§ **Short problem**:
Can you reproduce the material below verbatim, starting with its first line and going on through the line that contains "902, 377, 925]"?

§ **Supplied material**:

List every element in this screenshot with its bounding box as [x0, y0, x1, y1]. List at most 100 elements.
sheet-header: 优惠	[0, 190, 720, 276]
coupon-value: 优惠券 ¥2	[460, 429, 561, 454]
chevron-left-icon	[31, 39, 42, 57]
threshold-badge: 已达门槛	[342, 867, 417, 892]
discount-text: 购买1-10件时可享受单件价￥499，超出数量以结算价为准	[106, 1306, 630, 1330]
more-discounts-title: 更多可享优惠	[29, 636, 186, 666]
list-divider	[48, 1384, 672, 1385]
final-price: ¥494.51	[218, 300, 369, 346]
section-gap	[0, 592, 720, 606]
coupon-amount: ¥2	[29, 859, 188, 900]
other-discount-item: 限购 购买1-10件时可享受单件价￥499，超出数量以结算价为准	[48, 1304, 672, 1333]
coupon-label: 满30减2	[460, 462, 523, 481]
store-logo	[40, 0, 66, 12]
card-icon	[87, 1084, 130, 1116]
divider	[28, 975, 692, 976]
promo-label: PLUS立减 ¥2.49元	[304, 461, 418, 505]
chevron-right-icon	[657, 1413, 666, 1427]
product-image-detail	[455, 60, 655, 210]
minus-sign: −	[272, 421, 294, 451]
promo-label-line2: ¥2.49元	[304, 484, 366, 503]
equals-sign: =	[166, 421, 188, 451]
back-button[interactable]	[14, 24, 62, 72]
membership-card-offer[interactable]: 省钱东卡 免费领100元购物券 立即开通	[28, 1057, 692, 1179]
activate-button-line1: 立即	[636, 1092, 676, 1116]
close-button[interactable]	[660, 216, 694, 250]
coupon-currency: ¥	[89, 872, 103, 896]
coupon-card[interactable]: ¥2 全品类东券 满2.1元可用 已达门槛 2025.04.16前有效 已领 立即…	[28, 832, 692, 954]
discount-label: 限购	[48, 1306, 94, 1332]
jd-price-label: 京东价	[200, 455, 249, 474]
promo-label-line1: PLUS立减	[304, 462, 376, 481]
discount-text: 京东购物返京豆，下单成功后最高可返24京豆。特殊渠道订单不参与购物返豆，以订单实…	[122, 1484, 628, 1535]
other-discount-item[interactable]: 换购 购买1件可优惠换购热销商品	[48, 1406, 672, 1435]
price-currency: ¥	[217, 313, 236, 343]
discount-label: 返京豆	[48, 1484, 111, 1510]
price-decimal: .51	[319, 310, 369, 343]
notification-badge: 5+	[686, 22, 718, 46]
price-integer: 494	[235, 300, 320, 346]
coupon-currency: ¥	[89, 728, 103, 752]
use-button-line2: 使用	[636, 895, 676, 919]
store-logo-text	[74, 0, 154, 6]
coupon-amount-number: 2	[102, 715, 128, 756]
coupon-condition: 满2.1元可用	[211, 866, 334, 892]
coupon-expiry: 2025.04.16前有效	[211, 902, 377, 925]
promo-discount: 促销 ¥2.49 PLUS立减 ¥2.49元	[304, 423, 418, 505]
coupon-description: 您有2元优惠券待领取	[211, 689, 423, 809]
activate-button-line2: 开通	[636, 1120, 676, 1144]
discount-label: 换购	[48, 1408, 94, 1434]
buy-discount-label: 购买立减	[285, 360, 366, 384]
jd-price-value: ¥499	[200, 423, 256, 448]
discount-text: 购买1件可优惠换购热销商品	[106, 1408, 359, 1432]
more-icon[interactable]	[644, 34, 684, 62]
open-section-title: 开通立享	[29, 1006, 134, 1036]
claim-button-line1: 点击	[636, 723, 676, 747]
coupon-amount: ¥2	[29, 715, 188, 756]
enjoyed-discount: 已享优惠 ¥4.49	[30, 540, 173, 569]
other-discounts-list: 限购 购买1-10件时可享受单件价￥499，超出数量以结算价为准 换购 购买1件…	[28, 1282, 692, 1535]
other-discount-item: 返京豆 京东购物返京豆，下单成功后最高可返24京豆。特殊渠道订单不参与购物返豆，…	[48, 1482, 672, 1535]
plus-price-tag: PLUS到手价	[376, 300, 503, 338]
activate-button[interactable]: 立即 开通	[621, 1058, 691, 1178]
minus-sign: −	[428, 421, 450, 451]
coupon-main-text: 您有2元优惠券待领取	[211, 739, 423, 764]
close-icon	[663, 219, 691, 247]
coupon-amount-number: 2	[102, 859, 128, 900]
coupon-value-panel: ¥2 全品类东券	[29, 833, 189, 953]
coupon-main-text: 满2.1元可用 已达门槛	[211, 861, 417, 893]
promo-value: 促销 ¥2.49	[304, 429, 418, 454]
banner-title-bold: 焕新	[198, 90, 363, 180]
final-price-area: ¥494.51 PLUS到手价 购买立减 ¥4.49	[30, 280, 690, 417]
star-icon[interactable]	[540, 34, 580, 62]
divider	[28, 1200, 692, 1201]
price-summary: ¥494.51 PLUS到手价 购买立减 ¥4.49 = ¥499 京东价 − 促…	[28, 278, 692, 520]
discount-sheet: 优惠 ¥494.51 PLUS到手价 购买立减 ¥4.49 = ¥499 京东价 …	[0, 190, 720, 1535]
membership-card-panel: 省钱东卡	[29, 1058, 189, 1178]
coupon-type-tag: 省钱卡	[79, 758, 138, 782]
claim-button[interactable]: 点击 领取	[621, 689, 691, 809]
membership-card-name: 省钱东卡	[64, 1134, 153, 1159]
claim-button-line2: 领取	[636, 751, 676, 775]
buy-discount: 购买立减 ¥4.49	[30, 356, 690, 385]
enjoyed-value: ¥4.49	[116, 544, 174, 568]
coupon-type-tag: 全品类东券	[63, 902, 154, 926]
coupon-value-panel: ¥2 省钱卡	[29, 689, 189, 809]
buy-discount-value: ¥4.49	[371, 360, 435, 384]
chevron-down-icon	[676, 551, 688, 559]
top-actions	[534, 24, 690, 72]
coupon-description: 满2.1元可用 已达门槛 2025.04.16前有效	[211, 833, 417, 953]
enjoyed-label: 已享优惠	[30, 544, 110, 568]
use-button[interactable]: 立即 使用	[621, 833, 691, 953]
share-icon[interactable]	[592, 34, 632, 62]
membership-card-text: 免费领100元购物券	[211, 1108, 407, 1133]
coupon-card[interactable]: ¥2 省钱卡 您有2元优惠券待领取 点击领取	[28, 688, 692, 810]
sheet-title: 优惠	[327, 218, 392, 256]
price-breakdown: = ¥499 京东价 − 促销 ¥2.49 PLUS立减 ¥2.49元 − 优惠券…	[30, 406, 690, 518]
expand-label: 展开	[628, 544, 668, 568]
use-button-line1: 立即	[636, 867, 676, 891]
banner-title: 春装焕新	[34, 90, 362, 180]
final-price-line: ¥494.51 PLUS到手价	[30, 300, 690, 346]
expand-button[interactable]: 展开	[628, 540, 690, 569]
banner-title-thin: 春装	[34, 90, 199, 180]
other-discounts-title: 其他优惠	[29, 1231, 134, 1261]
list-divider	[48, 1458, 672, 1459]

§ **Output of the task**:
List every element in this screenshot with its bounding box as [x0, y0, x1, y1]. List at most 100 elements.
sheet-header: 优惠	[0, 190, 720, 276]
coupon-value: 优惠券 ¥2	[460, 429, 561, 454]
chevron-left-icon	[31, 39, 42, 57]
threshold-badge: 已达门槛	[342, 867, 417, 892]
discount-text: 购买1-10件时可享受单件价￥499，超出数量以结算价为准	[106, 1306, 630, 1330]
more-discounts-title: 更多可享优惠	[29, 636, 186, 666]
list-divider	[48, 1384, 672, 1385]
final-price: ¥494.51	[218, 300, 369, 346]
section-gap	[0, 592, 720, 606]
coupon-amount: ¥2	[29, 859, 188, 900]
other-discount-item: 限购 购买1-10件时可享受单件价￥499，超出数量以结算价为准	[48, 1304, 672, 1333]
coupon-label: 满30减2	[460, 462, 523, 481]
store-logo	[40, 0, 66, 12]
card-icon	[87, 1084, 130, 1116]
divider	[28, 975, 692, 976]
promo-label: PLUS立减 ¥2.49元	[304, 461, 418, 505]
chevron-right-icon	[657, 1413, 666, 1427]
product-image-detail	[455, 60, 655, 210]
minus-sign: −	[272, 421, 294, 451]
promo-label-line2: ¥2.49元	[304, 484, 366, 503]
equals-sign: =	[166, 421, 188, 451]
back-button[interactable]	[14, 24, 62, 72]
membership-card-offer[interactable]: 省钱东卡 免费领100元购物券 立即开通	[28, 1057, 692, 1179]
activate-button-line1: 立即	[636, 1092, 676, 1116]
close-button[interactable]	[660, 216, 694, 250]
coupon-currency: ¥	[89, 872, 103, 896]
coupon-card[interactable]: ¥2 全品类东券 满2.1元可用 已达门槛 2025.04.16前有效 已领 立即…	[28, 832, 692, 954]
discount-label: 限购	[48, 1306, 94, 1332]
jd-price-label: 京东价	[200, 455, 249, 474]
promo-label-line1: PLUS立减	[304, 462, 376, 481]
discount-text: 京东购物返京豆，下单成功后最高可返24京豆。特殊渠道订单不参与购物返豆，以订单实…	[122, 1484, 628, 1535]
other-discount-item[interactable]: 换购 购买1件可优惠换购热销商品	[48, 1406, 672, 1435]
price-currency: ¥	[217, 313, 236, 343]
discount-label: 返京豆	[48, 1484, 111, 1510]
price-decimal: .51	[319, 310, 369, 343]
notification-badge: 5+	[686, 22, 718, 46]
price-integer: 494	[235, 300, 320, 346]
coupon-currency: ¥	[89, 728, 103, 752]
use-button-line2: 使用	[636, 895, 676, 919]
store-logo-text	[74, 0, 154, 6]
coupon-amount-number: 2	[102, 715, 128, 756]
coupon-condition: 满2.1元可用	[211, 866, 334, 892]
coupon-expiry: 2025.04.16前有效	[211, 902, 377, 925]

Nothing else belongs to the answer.